--- Start Input material ---

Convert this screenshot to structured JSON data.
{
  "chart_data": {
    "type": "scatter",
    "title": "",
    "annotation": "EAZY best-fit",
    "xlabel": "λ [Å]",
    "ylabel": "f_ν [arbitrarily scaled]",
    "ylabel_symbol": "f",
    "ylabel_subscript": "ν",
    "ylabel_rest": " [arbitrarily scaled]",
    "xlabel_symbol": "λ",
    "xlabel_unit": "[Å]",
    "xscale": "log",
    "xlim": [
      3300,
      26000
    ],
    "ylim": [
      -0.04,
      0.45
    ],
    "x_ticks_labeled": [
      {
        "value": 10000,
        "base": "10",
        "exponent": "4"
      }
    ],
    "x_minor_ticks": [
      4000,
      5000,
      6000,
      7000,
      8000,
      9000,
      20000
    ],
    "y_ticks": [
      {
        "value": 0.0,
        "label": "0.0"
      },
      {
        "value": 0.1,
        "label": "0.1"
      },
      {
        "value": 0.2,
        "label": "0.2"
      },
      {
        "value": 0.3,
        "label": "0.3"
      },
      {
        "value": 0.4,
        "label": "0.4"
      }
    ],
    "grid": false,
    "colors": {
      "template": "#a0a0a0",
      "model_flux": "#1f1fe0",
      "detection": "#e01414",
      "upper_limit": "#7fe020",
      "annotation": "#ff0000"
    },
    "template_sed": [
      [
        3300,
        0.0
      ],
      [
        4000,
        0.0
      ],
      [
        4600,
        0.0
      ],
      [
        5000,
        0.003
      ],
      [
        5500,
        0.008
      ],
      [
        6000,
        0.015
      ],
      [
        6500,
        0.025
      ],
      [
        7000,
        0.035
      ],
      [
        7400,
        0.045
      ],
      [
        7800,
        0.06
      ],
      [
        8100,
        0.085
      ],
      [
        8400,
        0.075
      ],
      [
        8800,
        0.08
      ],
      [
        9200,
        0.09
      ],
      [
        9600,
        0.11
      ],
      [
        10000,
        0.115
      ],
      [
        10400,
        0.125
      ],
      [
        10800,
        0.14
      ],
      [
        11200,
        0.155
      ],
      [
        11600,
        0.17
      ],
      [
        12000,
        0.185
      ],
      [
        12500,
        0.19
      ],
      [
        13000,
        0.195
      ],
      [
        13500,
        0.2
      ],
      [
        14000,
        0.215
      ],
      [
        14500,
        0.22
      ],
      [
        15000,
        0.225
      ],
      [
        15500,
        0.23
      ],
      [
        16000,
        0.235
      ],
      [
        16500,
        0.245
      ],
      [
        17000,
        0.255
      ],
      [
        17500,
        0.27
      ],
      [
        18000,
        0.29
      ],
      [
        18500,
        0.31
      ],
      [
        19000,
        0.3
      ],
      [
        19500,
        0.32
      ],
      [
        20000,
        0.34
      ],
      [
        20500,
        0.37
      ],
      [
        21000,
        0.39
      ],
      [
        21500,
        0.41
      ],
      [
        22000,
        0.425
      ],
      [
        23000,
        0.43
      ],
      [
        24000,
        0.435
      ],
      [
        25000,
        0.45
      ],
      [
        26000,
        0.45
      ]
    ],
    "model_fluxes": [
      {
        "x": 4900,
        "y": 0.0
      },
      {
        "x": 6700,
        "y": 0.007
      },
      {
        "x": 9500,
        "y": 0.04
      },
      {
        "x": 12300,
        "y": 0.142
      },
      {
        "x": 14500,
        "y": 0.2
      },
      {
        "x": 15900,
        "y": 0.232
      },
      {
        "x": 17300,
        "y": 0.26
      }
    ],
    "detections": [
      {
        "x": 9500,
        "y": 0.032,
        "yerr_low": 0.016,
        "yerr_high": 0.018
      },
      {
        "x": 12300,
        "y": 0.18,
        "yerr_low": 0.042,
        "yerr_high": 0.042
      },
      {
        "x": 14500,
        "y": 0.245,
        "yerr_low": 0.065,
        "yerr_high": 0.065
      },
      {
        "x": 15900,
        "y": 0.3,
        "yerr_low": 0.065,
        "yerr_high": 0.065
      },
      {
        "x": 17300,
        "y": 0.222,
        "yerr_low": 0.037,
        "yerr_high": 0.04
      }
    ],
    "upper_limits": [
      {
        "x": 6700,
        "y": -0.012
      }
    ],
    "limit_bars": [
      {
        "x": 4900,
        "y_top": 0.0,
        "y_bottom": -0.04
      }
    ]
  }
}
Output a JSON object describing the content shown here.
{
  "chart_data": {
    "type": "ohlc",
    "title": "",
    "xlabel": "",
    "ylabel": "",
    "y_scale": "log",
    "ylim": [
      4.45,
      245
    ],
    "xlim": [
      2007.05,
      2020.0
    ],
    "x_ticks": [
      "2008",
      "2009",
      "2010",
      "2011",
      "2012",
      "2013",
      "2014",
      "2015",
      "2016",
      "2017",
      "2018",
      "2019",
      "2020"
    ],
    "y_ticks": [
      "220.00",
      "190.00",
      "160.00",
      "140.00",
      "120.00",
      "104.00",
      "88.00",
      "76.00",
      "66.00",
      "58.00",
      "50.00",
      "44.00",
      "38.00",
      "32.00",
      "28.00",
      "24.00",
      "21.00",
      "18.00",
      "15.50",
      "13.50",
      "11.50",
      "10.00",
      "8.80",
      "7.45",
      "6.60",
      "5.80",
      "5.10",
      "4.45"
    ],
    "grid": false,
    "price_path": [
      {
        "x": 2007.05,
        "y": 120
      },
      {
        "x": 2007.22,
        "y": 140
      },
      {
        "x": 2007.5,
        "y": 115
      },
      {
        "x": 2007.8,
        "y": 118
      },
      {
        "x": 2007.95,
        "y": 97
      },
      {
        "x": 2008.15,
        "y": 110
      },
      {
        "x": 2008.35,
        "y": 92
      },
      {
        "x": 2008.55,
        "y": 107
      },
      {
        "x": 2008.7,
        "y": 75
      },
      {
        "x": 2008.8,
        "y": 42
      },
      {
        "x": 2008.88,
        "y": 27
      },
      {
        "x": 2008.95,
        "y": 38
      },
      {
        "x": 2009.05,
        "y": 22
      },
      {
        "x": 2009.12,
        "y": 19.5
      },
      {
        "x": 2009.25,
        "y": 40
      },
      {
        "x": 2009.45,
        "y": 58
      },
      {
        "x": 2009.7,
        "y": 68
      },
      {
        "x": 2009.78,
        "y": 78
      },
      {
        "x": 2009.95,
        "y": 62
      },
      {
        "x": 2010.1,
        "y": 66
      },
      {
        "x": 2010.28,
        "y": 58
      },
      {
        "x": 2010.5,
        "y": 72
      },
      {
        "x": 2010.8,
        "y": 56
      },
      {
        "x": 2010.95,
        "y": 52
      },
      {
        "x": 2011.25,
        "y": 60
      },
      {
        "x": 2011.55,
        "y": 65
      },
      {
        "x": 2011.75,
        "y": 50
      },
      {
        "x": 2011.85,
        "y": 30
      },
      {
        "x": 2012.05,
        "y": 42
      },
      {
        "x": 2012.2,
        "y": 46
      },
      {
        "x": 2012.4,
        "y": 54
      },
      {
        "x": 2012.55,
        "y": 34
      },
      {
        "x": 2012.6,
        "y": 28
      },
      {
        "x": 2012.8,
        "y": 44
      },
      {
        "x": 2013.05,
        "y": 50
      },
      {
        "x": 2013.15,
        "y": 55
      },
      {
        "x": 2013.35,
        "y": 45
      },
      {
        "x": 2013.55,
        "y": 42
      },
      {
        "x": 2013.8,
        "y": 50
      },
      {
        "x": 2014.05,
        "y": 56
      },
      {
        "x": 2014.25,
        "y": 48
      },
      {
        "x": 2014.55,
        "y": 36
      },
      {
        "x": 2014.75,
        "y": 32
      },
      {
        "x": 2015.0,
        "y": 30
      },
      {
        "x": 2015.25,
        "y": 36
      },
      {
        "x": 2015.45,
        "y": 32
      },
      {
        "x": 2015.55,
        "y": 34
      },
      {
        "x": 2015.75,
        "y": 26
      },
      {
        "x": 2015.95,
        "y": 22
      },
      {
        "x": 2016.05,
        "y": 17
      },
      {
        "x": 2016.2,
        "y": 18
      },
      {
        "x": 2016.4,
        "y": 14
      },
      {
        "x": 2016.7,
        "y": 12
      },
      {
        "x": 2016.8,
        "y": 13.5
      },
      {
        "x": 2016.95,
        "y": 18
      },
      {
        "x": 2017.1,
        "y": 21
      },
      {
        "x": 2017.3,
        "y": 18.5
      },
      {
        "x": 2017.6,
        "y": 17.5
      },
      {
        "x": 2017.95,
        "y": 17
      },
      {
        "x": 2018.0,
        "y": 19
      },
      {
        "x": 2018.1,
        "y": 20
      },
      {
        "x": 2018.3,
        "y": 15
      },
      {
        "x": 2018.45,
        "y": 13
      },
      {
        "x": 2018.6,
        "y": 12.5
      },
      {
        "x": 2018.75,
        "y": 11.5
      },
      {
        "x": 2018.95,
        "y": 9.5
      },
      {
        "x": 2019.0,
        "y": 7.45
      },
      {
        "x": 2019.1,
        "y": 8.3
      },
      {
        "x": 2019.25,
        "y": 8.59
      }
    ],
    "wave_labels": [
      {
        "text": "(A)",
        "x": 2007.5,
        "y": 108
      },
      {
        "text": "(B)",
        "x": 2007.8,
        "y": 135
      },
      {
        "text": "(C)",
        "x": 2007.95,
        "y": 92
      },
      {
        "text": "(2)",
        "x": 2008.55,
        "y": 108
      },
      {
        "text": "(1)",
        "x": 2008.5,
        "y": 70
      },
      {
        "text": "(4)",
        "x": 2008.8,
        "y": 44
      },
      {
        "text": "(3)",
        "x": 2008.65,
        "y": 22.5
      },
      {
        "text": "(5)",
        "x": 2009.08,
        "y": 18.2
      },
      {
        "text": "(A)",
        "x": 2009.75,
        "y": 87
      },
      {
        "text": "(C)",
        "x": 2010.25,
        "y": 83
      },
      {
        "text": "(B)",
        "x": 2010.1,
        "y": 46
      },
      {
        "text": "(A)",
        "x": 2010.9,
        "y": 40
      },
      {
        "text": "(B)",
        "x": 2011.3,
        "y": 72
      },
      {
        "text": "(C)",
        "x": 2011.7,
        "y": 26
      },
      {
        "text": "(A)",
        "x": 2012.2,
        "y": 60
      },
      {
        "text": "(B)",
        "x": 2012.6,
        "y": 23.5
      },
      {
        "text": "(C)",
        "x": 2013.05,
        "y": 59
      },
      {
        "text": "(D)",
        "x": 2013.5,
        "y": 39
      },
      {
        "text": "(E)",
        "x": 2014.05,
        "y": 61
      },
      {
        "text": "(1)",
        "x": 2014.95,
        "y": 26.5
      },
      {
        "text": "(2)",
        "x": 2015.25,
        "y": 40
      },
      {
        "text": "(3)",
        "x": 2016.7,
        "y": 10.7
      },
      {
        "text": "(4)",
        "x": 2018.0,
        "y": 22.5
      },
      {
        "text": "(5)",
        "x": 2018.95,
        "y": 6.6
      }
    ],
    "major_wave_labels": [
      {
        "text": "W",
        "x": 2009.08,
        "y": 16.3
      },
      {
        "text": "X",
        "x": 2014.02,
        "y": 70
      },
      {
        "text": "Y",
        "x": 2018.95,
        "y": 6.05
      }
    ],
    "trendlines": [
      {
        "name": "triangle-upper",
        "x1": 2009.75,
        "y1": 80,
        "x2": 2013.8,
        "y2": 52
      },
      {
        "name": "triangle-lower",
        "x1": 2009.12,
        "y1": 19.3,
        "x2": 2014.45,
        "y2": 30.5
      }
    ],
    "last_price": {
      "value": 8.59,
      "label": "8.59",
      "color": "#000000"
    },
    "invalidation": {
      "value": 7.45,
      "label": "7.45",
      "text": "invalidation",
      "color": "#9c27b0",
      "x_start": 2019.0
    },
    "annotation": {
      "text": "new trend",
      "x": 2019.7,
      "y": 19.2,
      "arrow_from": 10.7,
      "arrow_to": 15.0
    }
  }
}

--- End Input material ---

* **Work instructions**
Select and copy every line of the material that holds the string "value".

* **Answer to the task**
        "value": 10000,
        "value": 0.0,
        "value": 0.1,
        "value": 0.2,
        "value": 0.3,
        "value": 0.4,
      "value": 8.59,
      "value": 7.45,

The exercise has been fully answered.